Given problem: Count lines with the string "text" in them. State the number alone.

Entries taken from a collection:
'''

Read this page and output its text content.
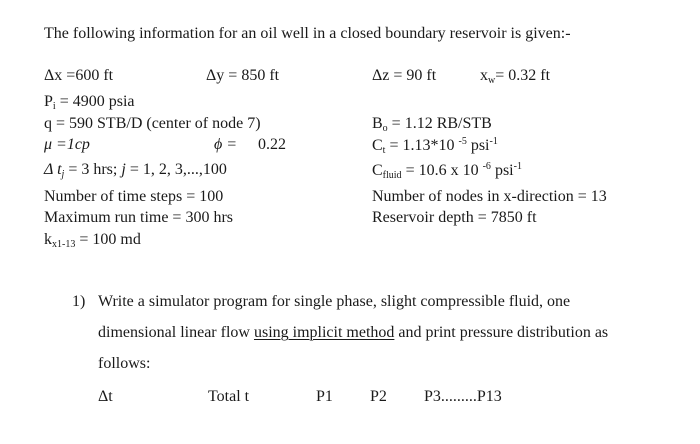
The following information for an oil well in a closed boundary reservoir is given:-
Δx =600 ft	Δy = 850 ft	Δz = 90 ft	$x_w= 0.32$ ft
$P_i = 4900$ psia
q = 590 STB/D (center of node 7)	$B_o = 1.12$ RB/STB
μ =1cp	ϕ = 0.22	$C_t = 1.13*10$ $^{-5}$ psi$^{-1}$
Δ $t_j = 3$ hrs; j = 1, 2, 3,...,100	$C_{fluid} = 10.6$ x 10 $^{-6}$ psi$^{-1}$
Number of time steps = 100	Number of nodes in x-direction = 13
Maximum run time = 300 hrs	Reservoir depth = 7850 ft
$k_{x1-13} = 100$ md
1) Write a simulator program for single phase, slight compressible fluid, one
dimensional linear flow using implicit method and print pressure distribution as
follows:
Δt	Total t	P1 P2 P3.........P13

'''
'''

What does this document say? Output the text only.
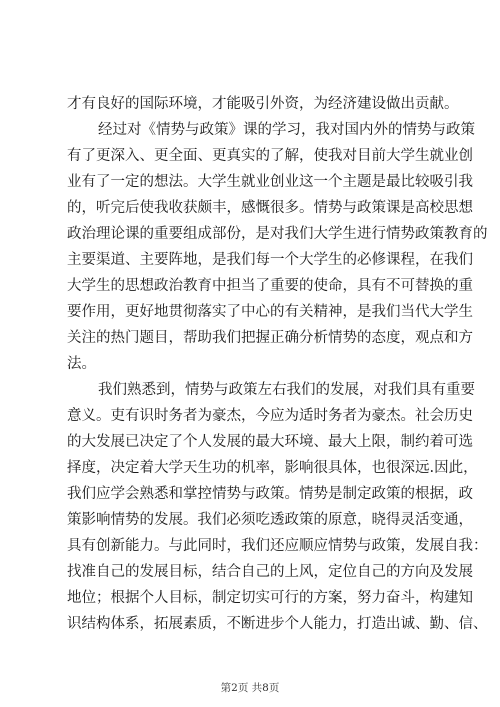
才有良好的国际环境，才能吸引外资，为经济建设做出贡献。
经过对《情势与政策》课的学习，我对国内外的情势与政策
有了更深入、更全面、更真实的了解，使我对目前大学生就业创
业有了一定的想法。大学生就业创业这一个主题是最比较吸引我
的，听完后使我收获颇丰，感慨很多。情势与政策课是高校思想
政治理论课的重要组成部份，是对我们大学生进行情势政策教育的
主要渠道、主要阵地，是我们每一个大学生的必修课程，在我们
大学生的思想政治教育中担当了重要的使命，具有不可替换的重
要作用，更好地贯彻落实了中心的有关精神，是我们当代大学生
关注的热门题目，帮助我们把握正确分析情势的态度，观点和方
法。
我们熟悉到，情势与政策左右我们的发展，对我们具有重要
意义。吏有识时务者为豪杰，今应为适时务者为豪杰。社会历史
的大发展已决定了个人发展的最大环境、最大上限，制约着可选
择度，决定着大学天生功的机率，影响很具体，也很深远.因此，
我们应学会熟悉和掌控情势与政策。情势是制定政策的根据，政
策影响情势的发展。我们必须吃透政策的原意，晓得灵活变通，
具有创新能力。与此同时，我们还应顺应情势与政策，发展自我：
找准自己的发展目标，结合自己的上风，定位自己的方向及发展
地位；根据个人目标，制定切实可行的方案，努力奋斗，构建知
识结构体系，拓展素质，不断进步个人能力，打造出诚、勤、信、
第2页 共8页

'''
'''

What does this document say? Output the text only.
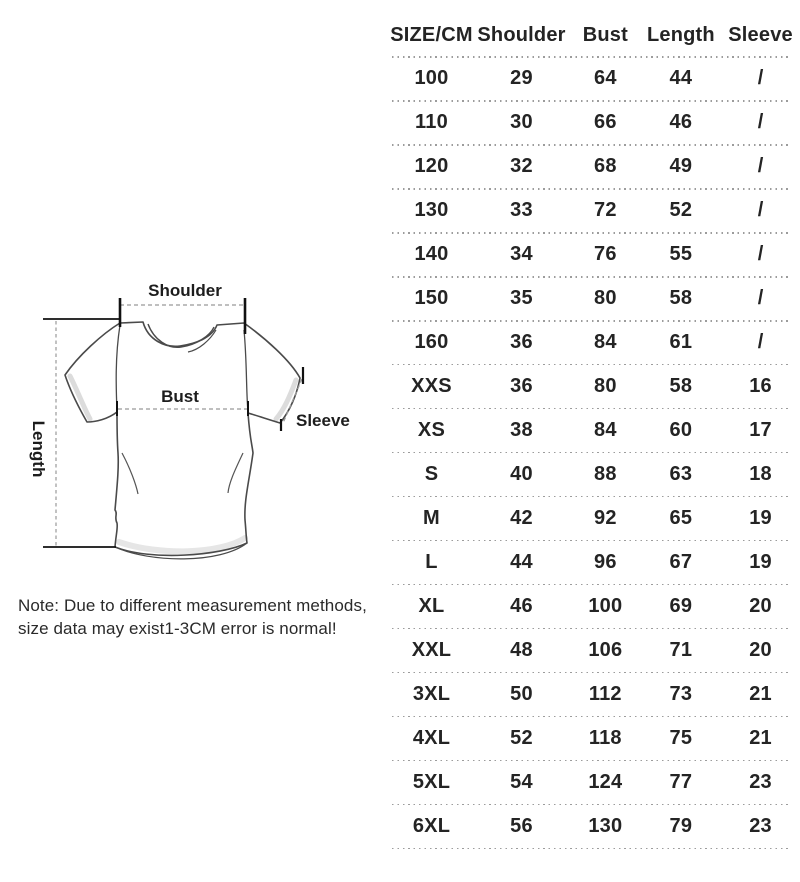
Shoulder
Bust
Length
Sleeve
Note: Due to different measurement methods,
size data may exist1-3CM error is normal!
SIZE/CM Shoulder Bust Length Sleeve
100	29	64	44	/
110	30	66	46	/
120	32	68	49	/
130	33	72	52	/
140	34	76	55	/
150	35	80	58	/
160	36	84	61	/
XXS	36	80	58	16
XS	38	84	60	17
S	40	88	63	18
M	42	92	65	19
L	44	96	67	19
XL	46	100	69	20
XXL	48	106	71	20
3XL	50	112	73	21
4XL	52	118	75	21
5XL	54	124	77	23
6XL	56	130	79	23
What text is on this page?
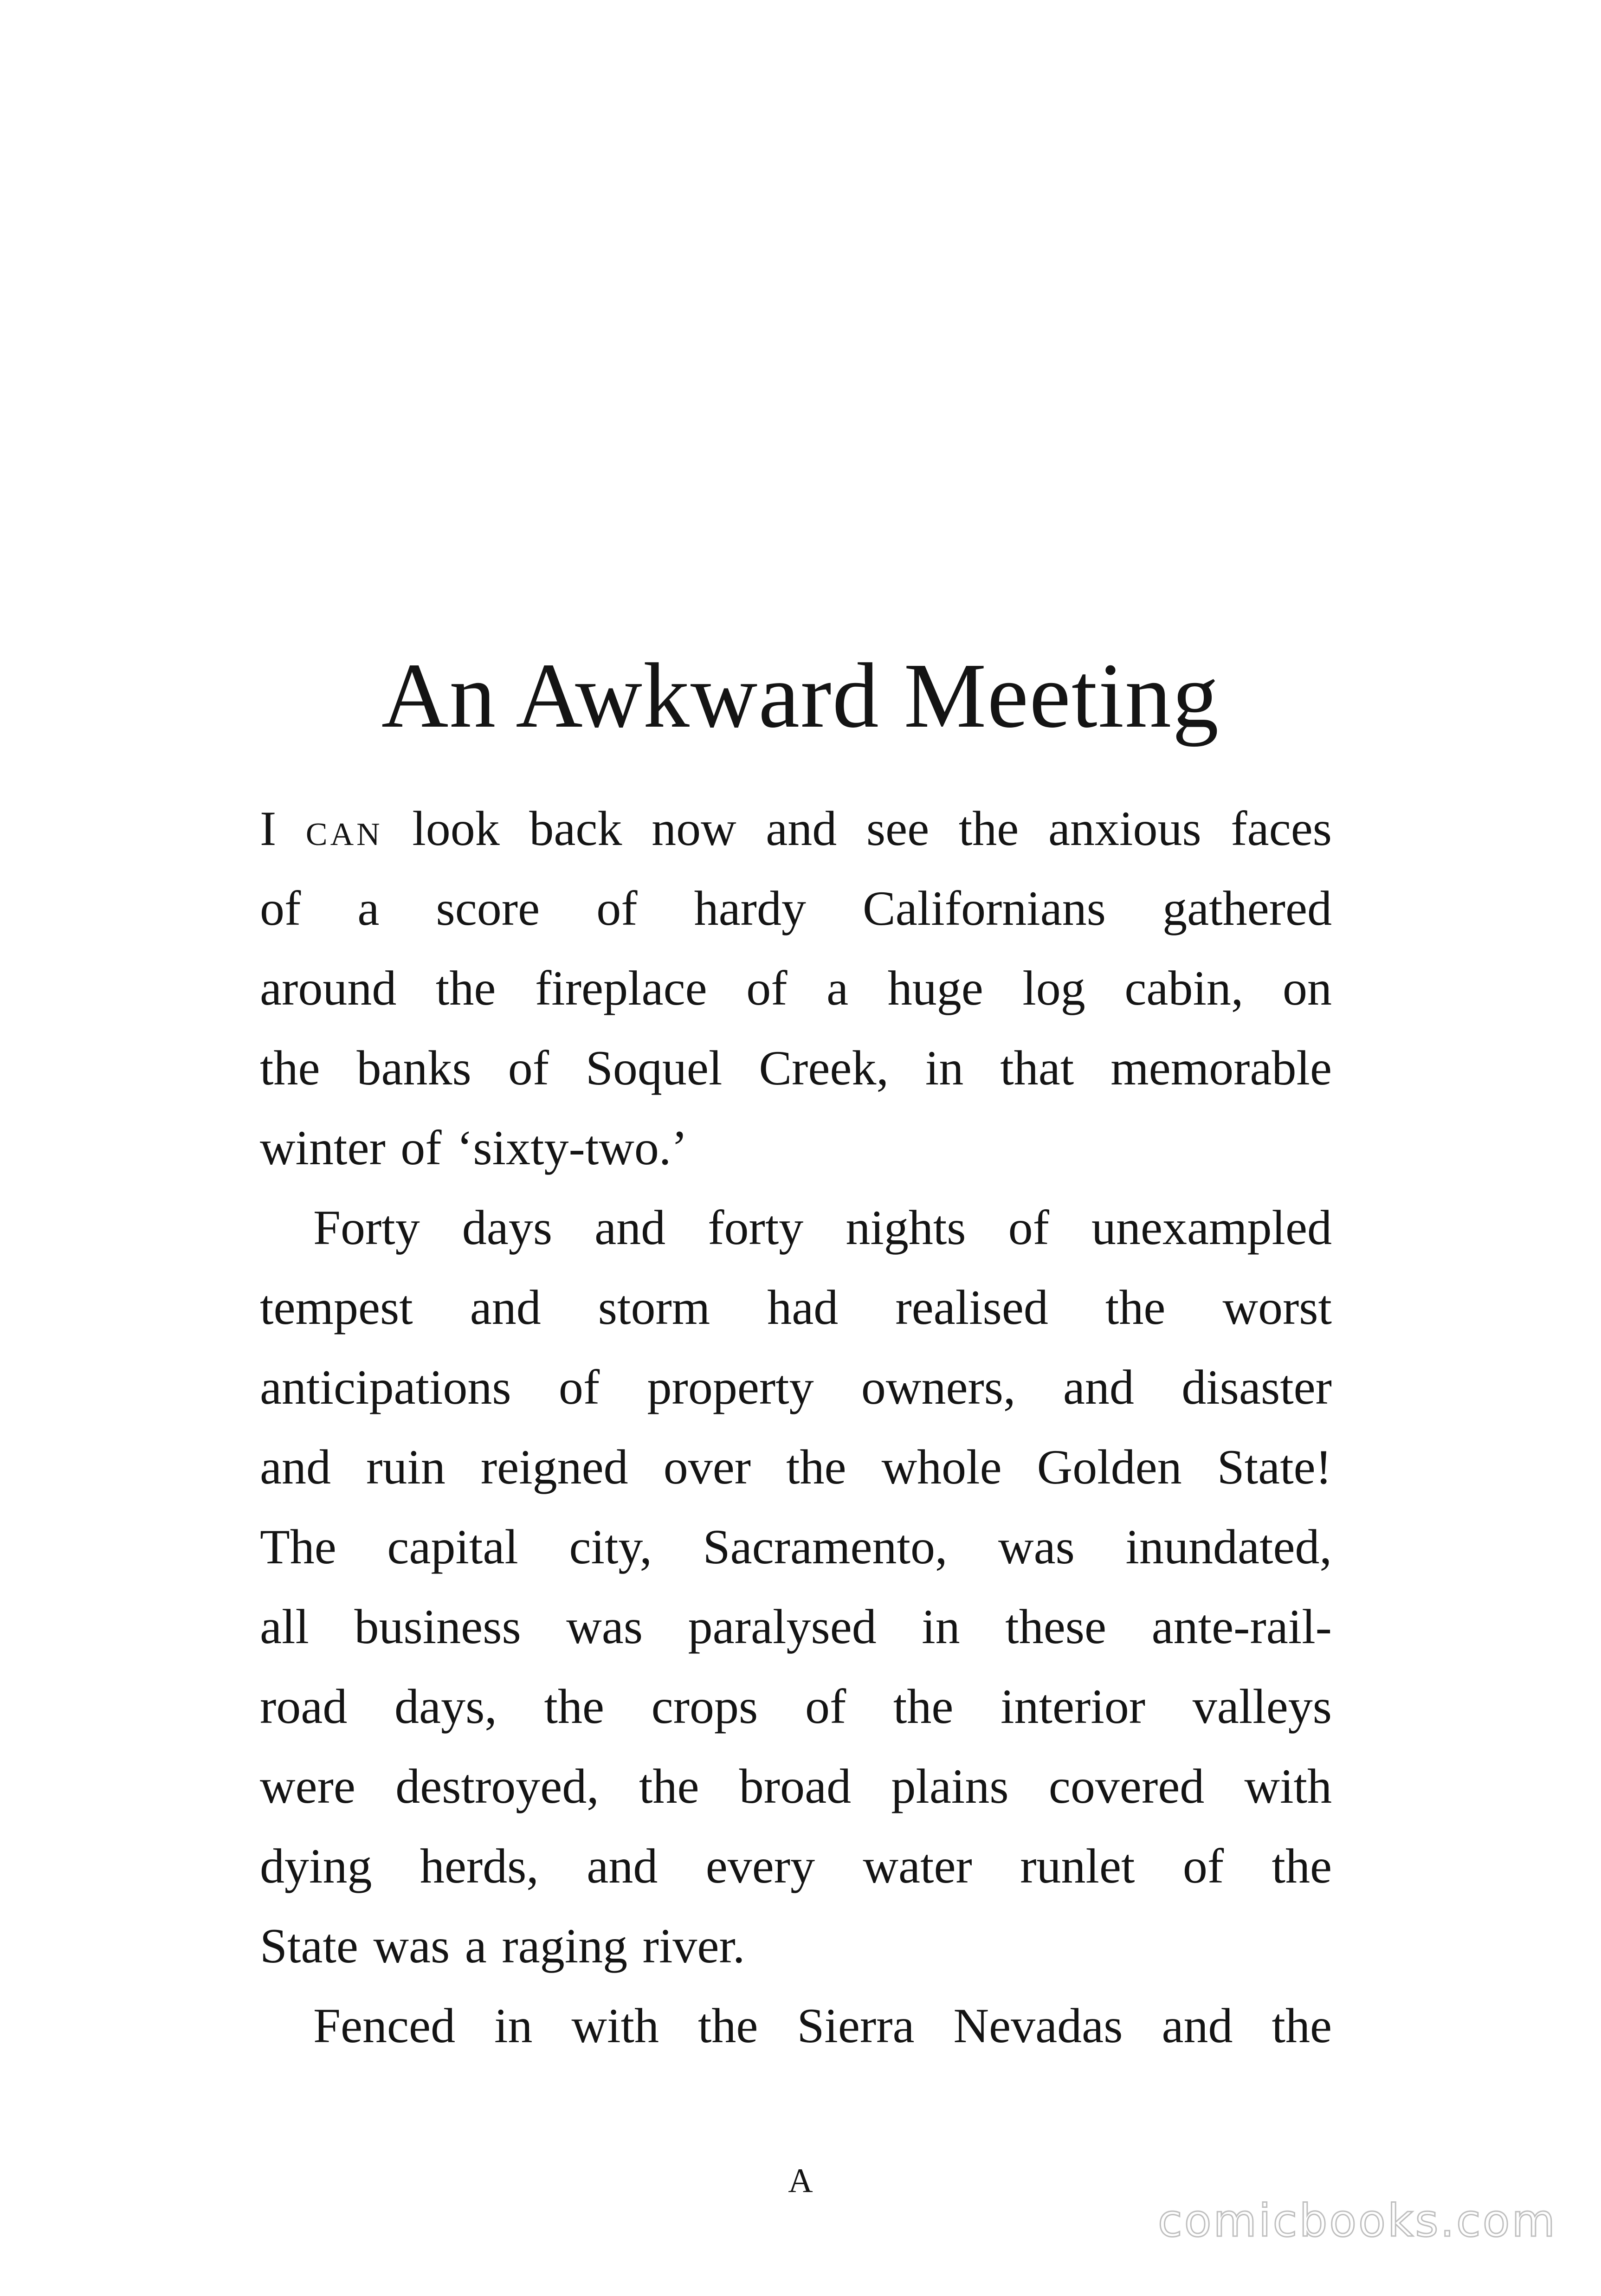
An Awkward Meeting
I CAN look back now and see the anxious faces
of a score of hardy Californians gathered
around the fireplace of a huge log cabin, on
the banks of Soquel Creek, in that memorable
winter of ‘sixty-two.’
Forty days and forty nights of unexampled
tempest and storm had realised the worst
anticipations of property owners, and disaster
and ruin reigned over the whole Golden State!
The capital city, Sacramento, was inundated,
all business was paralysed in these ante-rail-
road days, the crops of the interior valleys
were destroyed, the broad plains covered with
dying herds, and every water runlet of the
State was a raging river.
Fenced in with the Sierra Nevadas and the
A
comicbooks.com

'''

Task output: 4